**Supplied material:**
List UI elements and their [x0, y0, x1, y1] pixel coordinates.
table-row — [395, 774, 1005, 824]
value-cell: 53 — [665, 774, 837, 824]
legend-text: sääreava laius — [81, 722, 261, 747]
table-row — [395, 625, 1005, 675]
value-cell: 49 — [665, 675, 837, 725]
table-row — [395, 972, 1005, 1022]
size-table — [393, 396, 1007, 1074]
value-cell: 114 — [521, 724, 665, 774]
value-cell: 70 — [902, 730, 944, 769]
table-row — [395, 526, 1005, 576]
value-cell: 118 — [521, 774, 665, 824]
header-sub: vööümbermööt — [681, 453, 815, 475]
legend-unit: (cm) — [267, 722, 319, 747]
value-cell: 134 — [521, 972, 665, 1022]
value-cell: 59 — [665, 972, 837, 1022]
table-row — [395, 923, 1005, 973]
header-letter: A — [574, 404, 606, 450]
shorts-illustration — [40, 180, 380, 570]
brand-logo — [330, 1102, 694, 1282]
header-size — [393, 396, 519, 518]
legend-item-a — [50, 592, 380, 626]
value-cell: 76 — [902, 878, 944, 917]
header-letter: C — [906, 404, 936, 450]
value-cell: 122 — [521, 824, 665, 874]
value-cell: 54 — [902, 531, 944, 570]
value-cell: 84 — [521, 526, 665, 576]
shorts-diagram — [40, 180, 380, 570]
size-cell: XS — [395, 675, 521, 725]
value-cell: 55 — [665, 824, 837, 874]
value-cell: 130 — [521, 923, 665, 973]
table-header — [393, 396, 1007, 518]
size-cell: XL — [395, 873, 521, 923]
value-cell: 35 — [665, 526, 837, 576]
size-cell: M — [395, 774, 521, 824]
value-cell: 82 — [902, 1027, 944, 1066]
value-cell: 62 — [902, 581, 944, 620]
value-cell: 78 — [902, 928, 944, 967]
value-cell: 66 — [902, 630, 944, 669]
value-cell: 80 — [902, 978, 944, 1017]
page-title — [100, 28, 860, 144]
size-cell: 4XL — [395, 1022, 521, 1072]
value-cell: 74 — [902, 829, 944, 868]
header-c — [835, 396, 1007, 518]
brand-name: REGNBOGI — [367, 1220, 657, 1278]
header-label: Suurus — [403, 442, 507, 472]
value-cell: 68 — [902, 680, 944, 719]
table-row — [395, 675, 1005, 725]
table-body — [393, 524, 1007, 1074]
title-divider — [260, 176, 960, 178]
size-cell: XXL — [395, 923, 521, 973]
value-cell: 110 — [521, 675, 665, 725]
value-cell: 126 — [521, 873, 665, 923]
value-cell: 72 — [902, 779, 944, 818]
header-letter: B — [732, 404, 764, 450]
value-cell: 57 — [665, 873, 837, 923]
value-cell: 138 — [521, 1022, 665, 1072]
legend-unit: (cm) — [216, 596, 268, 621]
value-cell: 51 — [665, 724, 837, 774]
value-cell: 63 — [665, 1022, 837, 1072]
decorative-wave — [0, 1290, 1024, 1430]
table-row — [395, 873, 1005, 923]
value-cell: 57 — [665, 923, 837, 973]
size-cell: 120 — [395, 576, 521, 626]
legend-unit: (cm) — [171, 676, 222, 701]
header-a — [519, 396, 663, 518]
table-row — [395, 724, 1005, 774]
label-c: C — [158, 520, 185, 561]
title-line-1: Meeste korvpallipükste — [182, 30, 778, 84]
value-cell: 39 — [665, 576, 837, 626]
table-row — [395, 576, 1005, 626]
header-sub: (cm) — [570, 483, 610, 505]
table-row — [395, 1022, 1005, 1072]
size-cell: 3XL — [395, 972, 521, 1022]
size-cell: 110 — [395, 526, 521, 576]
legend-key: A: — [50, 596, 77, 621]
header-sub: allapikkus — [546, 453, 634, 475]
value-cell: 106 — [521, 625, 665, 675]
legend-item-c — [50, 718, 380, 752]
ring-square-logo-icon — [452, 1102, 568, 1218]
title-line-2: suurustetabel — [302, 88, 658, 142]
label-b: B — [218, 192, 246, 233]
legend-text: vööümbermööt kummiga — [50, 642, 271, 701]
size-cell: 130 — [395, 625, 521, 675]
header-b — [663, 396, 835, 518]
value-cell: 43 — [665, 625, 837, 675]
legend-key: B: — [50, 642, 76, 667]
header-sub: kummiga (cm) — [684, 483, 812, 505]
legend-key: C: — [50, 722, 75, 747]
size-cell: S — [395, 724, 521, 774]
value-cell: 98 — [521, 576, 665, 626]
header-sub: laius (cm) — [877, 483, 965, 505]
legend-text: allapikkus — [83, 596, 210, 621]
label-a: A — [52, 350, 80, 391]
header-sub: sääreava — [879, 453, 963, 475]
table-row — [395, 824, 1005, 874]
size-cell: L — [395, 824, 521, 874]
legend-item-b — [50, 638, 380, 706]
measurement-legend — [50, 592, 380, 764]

**The request:** Please rewrite the entries above as a numbered list, beginning with their first line and stopping after the line that contains "header-letter: A — [574, 404, 606, 450]". Leave out any blank lines.

**Result of this task:**
1. List UI elements and their [x0, y0, x1, y1] pixel coordinates.
2. table-row — [395, 774, 1005, 824]
3. value-cell: 53 — [665, 774, 837, 824]
4. legend-text: sääreava laius — [81, 722, 261, 747]
5. table-row — [395, 625, 1005, 675]
6. value-cell: 49 — [665, 675, 837, 725]
7. table-row — [395, 972, 1005, 1022]
8. size-table — [393, 396, 1007, 1074]
9. value-cell: 114 — [521, 724, 665, 774]
10. value-cell: 70 — [902, 730, 944, 769]
11. table-row — [395, 526, 1005, 576]
12. value-cell: 118 — [521, 774, 665, 824]
13. header-sub: vööümbermööt — [681, 453, 815, 475]
14. legend-unit: (cm) — [267, 722, 319, 747]
15. value-cell: 134 — [521, 972, 665, 1022]
16. value-cell: 59 — [665, 972, 837, 1022]
17. table-row — [395, 923, 1005, 973]
18. header-letter: A — [574, 404, 606, 450]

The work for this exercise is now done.